##### Extracted material #####

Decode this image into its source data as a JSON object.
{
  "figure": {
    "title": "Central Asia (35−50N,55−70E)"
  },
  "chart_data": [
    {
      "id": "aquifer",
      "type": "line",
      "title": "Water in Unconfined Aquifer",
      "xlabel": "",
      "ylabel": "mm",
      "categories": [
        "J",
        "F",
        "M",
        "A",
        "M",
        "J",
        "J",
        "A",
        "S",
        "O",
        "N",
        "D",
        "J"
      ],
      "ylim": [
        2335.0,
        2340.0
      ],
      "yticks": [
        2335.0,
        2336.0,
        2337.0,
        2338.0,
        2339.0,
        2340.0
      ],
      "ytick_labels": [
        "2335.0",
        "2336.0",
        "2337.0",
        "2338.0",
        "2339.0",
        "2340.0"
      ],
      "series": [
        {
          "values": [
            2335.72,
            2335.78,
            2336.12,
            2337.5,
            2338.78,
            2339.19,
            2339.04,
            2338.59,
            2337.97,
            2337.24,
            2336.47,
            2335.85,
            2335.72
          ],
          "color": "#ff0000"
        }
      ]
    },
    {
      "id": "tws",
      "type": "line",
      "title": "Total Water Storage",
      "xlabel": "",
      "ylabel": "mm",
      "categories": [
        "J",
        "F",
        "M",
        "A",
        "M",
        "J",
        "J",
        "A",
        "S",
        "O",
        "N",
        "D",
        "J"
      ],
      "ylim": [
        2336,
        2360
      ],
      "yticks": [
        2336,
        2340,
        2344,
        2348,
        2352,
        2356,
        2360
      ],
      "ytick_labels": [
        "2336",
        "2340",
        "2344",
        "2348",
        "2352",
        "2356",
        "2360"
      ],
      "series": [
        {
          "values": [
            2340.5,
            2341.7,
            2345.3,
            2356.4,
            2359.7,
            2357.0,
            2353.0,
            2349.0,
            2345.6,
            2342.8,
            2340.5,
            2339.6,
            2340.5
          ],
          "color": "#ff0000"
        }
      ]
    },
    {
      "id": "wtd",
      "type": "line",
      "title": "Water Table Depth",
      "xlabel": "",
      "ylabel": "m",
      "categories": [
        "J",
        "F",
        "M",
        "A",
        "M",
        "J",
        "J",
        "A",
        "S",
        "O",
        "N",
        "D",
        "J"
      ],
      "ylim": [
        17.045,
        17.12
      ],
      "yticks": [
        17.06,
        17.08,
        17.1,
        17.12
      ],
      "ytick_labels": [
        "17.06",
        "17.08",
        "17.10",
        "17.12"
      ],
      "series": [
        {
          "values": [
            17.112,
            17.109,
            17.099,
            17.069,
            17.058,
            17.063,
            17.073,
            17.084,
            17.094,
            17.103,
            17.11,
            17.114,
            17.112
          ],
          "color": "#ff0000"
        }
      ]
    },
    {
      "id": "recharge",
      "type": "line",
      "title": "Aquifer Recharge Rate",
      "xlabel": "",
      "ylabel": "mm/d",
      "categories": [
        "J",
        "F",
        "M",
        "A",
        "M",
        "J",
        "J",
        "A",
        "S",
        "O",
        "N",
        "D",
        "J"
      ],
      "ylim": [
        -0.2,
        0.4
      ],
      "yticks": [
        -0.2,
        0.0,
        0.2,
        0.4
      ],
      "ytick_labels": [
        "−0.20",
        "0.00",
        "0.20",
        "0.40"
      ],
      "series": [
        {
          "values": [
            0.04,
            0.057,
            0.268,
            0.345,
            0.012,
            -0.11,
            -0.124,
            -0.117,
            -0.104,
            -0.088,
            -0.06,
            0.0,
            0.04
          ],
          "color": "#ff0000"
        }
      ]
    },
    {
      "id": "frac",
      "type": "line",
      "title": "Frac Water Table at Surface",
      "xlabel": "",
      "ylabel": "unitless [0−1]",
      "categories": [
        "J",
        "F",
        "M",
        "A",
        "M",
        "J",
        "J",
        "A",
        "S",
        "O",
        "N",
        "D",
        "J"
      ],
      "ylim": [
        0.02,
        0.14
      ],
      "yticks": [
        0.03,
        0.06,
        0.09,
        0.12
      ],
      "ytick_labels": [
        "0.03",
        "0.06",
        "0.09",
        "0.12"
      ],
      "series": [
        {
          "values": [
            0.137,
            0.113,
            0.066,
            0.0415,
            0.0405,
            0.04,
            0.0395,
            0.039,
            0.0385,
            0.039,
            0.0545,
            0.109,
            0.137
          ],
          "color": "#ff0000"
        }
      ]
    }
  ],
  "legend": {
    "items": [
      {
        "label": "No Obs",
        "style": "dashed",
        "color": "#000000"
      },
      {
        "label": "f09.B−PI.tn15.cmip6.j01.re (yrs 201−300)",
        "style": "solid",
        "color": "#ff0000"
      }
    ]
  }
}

#####

▸ **What the task requires**
Everything in the listing above should be restated exactly.

▸ **Task output**
Decode this image into its source data as a JSON object.
{
  "figure": {
    "title": "Central Asia (35−50N,55−70E)"
  },
  "chart_data": [
    {
      "id": "aquifer",
      "type": "line",
      "title": "Water in Unconfined Aquifer",
      "xlabel": "",
      "ylabel": "mm",
      "categories": [
        "J",
        "F",
        "M",
        "A",
        "M",
        "J",
        "J",
        "A",
        "S",
        "O",
        "N",
        "D",
        "J"
      ],
      "ylim": [
        2335.0,
        2340.0
      ],
      "yticks": [
        2335.0,
        2336.0,
        2337.0,
        2338.0,
        2339.0,
        2340.0
      ],
      "ytick_labels": [
        "2335.0",
        "2336.0",
        "2337.0",
        "2338.0",
        "2339.0",
        "2340.0"
      ],
      "series": [
        {
          "values": [
            2335.72,
            2335.78,
            2336.12,
            2337.5,
            2338.78,
            2339.19,
            2339.04,
            2338.59,
            2337.97,
            2337.24,
            2336.47,
            2335.85,
            2335.72
          ],
          "color": "#ff0000"
        }
      ]
    },
    {
      "id": "tws",
      "type": "line",
      "title": "Total Water Storage",
      "xlabel": "",
      "ylabel": "mm",
      "categories": [
        "J",
        "F",
        "M",
        "A",
        "M",
        "J",
        "J",
        "A",
        "S",
        "O",
        "N",
        "D",
        "J"
      ],
      "ylim": [
        2336,
        2360
      ],
      "yticks": [
        2336,
        2340,
        2344,
        2348,
        2352,
        2356,
        2360
      ],
      "ytick_labels": [
        "2336",
        "2340",
        "2344",
        "2348",
        "2352",
        "2356",
        "2360"
      ],
      "series": [
        {
          "values": [
            2340.5,
            2341.7,
            2345.3,
            2356.4,
            2359.7,
            2357.0,
            2353.0,
            2349.0,
            2345.6,
            2342.8,
            2340.5,
            2339.6,
            2340.5
          ],
          "color": "#ff0000"
        }
      ]
    },
    {
      "id": "wtd",
      "type": "line",
      "title": "Water Table Depth",
      "xlabel": "",
      "ylabel": "m",
      "categories": [
        "J",
        "F",
        "M",
        "A",
        "M",
        "J",
        "J",
        "A",
        "S",
        "O",
        "N",
        "D",
        "J"
      ],
      "ylim": [
        17.045,
        17.12
      ],
      "yticks": [
        17.06,
        17.08,
        17.1,
        17.12
      ],
      "ytick_labels": [
        "17.06",
        "17.08",
        "17.10",
        "17.12"
      ],
      "series": [
        {
          "values": [
            17.112,
            17.109,
            17.099,
            17.069,
            17.058,
            17.063,
            17.073,
            17.084,
            17.094,
            17.103,
            17.11,
            17.114,
            17.112
          ],
          "color": "#ff0000"
        }
      ]
    },
    {
      "id": "recharge",
      "type": "line",
      "title": "Aquifer Recharge Rate",
      "xlabel": "",
      "ylabel": "mm/d",
      "categories": [
        "J",
        "F",
        "M",
        "A",
        "M",
        "J",
        "J",
        "A",
        "S",
        "O",
        "N",
        "D",
        "J"
      ],
      "ylim": [
        -0.2,
        0.4
      ],
      "yticks": [
        -0.2,
        0.0,
        0.2,
        0.4
      ],
      "ytick_labels": [
        "−0.20",
        "0.00",
        "0.20",
        "0.40"
      ],
      "series": [
        {
          "values": [
            0.04,
            0.057,
            0.268,
            0.345,
            0.012,
            -0.11,
            -0.124,
            -0.117,
            -0.104,
            -0.088,
            -0.06,
            0.0,
            0.04
          ],
          "color": "#ff0000"
        }
      ]
    },
    {
      "id": "frac",
      "type": "line",
      "title": "Frac Water Table at Surface",
      "xlabel": "",
      "ylabel": "unitless [0−1]",
      "categories": [
        "J",
        "F",
        "M",
        "A",
        "M",
        "J",
        "J",
        "A",
        "S",
        "O",
        "N",
        "D",
        "J"
      ],
      "ylim": [
        0.02,
        0.14
      ],
      "yticks": [
        0.03,
        0.06,
        0.09,
        0.12
      ],
      "ytick_labels": [
        "0.03",
        "0.06",
        "0.09",
        "0.12"
      ],
      "series": [
        {
          "values": [
            0.137,
            0.113,
            0.066,
            0.0415,
            0.0405,
            0.04,
            0.0395,
            0.039,
            0.0385,
            0.039,
            0.0545,
            0.109,
            0.137
          ],
          "color": "#ff0000"
        }
      ]
    }
  ],
  "legend": {
    "items": [
      {
        "label": "No Obs",
        "style": "dashed",
        "color": "#000000"
      },
      {
        "label": "f09.B−PI.tn15.cmip6.j01.re (yrs 201−300)",
        "style": "solid",
        "color": "#ff0000"
      }
    ]
  }
}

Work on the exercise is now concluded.